[WORK INSTRUCTIONS] Extract each line of the records below that contains the word "receive".

Dataset items:
↓↓↓

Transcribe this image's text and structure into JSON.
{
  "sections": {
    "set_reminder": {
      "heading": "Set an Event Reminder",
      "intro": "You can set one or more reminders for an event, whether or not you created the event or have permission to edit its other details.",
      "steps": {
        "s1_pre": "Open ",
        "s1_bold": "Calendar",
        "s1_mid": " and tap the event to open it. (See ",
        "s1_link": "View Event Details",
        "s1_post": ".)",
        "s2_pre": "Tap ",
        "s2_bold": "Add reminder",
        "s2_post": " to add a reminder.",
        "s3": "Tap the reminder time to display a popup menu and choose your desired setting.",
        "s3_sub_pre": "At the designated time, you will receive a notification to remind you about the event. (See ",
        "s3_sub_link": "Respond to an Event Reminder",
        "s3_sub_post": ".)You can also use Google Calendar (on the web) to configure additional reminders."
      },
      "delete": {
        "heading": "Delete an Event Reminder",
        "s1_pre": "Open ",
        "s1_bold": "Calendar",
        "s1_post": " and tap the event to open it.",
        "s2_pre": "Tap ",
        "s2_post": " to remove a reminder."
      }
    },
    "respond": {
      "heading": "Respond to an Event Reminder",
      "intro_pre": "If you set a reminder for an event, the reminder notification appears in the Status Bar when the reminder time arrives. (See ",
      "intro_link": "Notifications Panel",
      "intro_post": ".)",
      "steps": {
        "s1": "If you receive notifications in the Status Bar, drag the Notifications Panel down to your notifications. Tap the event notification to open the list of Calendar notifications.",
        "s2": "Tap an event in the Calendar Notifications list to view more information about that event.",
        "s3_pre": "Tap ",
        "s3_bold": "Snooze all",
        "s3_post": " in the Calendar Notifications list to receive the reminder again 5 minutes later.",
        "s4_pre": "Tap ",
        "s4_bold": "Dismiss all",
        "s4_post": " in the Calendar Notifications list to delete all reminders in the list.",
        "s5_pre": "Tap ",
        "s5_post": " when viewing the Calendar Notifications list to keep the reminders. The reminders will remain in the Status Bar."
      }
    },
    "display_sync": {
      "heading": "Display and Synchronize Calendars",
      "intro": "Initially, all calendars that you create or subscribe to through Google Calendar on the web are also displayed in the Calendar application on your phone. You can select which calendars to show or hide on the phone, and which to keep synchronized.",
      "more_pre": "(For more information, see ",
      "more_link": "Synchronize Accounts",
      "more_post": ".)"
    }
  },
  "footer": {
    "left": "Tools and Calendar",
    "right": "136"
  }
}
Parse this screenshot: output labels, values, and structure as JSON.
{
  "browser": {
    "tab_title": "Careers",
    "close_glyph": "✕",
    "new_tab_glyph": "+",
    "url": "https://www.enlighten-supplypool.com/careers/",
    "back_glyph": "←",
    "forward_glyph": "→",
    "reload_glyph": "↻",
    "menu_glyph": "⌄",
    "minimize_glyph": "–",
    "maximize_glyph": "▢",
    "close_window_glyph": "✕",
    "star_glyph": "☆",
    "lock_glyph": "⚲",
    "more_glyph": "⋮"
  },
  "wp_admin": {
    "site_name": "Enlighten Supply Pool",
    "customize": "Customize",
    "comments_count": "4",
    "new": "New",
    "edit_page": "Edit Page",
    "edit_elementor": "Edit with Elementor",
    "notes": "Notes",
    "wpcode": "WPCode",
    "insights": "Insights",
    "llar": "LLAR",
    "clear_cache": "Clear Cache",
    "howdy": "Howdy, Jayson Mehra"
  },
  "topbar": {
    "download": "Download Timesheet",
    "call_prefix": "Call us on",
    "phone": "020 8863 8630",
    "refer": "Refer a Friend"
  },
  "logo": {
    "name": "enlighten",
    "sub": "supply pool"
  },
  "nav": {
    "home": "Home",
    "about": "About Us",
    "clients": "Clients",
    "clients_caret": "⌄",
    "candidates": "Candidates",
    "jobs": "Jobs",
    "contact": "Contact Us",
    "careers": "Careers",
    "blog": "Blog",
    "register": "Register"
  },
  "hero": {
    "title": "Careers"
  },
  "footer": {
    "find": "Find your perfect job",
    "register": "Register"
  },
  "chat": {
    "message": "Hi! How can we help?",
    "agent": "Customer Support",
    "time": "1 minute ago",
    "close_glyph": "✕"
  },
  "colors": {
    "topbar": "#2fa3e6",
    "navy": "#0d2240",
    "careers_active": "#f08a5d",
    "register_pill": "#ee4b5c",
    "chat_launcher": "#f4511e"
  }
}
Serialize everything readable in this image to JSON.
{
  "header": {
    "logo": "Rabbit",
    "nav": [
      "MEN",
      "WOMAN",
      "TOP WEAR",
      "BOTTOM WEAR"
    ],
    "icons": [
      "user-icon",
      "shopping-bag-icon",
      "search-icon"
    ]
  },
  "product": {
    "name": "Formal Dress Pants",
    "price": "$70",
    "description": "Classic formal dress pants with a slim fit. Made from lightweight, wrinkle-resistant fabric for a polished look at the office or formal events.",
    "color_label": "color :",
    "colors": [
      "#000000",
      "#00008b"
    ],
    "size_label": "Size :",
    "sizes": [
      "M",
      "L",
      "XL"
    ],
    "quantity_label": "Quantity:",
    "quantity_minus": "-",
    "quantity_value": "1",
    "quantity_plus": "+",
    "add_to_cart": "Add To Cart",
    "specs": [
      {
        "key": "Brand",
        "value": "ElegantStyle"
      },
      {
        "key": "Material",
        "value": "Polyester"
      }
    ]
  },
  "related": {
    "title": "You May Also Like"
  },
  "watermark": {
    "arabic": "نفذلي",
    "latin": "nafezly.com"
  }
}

↑↑↑

[SOLUTION BELOW]
        "s3_sub_pre": "At the designated time, you will receive a notification to remind you about the event. (See ",
        "s1": "If you receive notifications in the Status Bar, drag the Notifications Panel down to your notifications. Tap the event notification to open the list of Calendar notifications.",
        "s3_post": " in the Calendar Notifications list to receive the reminder again 5 minutes later.",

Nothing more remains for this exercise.